(Collected data)

----------

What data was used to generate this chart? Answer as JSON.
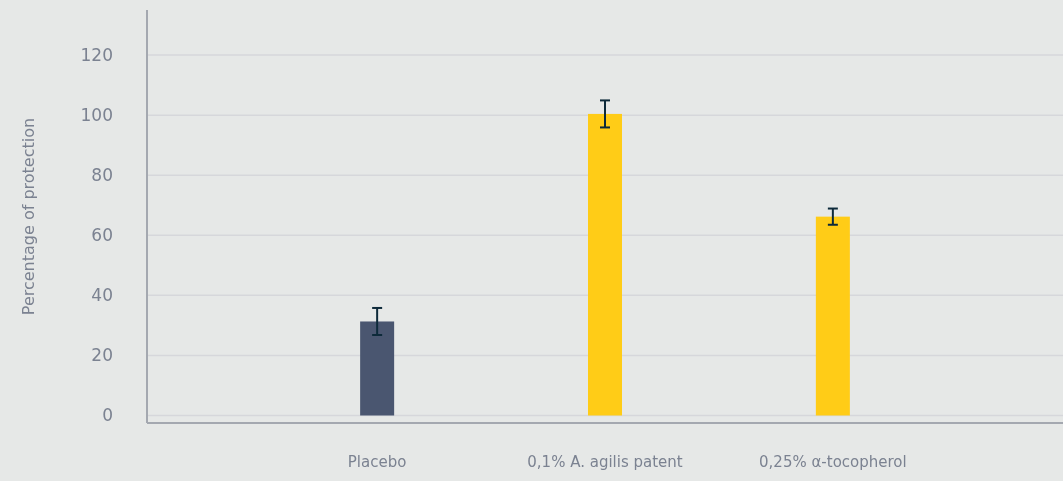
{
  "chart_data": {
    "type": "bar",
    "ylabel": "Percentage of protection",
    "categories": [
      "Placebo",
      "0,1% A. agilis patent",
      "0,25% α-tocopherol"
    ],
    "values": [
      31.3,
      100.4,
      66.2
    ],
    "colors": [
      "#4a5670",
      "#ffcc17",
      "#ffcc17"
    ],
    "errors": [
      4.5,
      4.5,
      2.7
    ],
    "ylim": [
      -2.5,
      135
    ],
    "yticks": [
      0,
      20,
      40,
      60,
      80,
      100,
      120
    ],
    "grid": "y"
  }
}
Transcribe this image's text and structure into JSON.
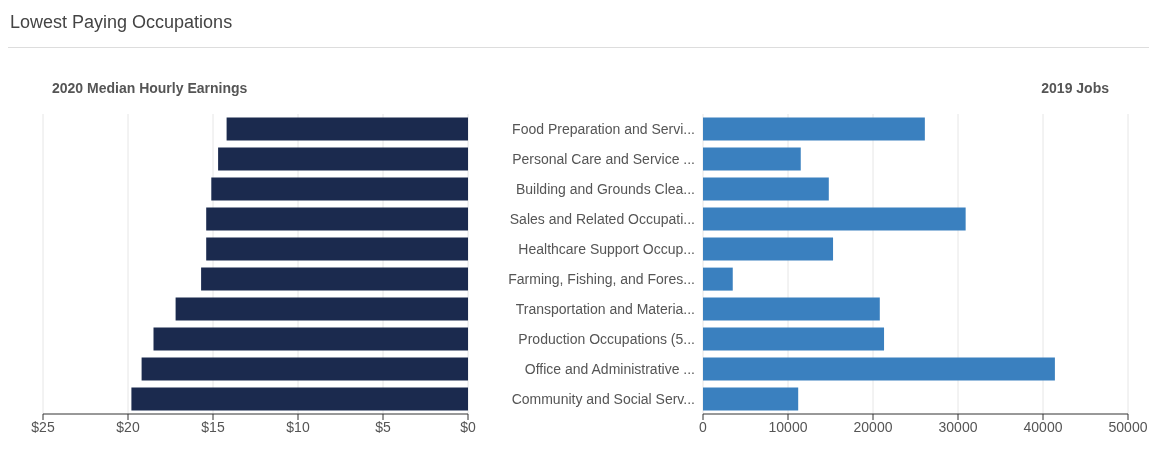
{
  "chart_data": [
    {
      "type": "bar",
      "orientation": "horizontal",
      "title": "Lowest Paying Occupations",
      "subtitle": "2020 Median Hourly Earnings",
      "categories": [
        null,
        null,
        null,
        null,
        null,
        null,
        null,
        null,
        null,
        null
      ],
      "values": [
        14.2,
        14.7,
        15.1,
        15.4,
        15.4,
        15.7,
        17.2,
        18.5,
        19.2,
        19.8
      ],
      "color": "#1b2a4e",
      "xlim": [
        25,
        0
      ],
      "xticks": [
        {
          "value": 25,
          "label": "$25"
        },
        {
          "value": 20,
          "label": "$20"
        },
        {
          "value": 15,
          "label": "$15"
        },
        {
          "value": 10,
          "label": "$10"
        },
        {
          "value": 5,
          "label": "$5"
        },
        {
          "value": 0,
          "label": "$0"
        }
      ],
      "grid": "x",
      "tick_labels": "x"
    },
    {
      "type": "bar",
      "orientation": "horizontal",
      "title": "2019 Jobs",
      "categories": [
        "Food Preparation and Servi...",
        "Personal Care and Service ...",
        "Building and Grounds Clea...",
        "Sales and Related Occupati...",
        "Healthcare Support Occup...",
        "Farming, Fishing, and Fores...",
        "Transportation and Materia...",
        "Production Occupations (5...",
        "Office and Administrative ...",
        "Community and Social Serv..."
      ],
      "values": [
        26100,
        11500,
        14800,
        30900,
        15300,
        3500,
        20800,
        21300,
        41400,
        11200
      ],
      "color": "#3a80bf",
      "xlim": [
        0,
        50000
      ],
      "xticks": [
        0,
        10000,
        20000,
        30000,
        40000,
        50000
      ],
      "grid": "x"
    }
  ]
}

----------

- DIRECTIONS: Restate the full listing verbatim and drop every picture.

- REPLY TO THE EXERCISE:
What data was used to generate this chart? Answer as JSON.
{
  "chart_data": {
    "type": "bar",
    "ylabel": "Percentage of protection",
    "categories": [
      "Placebo",
      "0,1% A. agilis patent",
      "0,25% α-tocopherol"
    ],
    "values": [
      31.3,
      100.4,
      66.2
    ],
    "colors": [
      "#4a5670",
      "#ffcc17",
      "#ffcc17"
    ],
    "errors": [
      4.5,
      4.5,
      2.7
    ],
    "ylim": [
      -2.5,
      135
    ],
    "yticks": [
      0,
      20,
      40,
      60,
      80,
      100,
      120
    ],
    "grid": "y"
  }
}
Transcribe this image's text and structure into JSON.
{
  "chart_data": [
    {
      "type": "bar",
      "orientation": "horizontal",
      "title": "Lowest Paying Occupations",
      "subtitle": "2020 Median Hourly Earnings",
      "categories": [
        null,
        null,
        null,
        null,
        null,
        null,
        null,
        null,
        null,
        null
      ],
      "values": [
        14.2,
        14.7,
        15.1,
        15.4,
        15.4,
        15.7,
        17.2,
        18.5,
        19.2,
        19.8
      ],
      "color": "#1b2a4e",
      "xlim": [
        25,
        0
      ],
      "xticks": [
        {
          "value": 25,
          "label": "$25"
        },
        {
          "value": 20,
          "label": "$20"
        },
        {
          "value": 15,
          "label": "$15"
        },
        {
          "value": 10,
          "label": "$10"
        },
        {
          "value": 5,
          "label": "$5"
        },
        {
          "value": 0,
          "label": "$0"
        }
      ],
      "grid": "x",
      "tick_labels": "x"
    },
    {
      "type": "bar",
      "orientation": "horizontal",
      "title": "2019 Jobs",
      "categories": [
        "Food Preparation and Servi...",
        "Personal Care and Service ...",
        "Building and Grounds Clea...",
        "Sales and Related Occupati...",
        "Healthcare Support Occup...",
        "Farming, Fishing, and Fores...",
        "Transportation and Materia...",
        "Production Occupations (5...",
        "Office and Administrative ...",
        "Community and Social Serv..."
      ],
      "values": [
        26100,
        11500,
        14800,
        30900,
        15300,
        3500,
        20800,
        21300,
        41400,
        11200
      ],
      "color": "#3a80bf",
      "xlim": [
        0,
        50000
      ],
      "xticks": [
        0,
        10000,
        20000,
        30000,
        40000,
        50000
      ],
      "grid": "x"
    }
  ]
}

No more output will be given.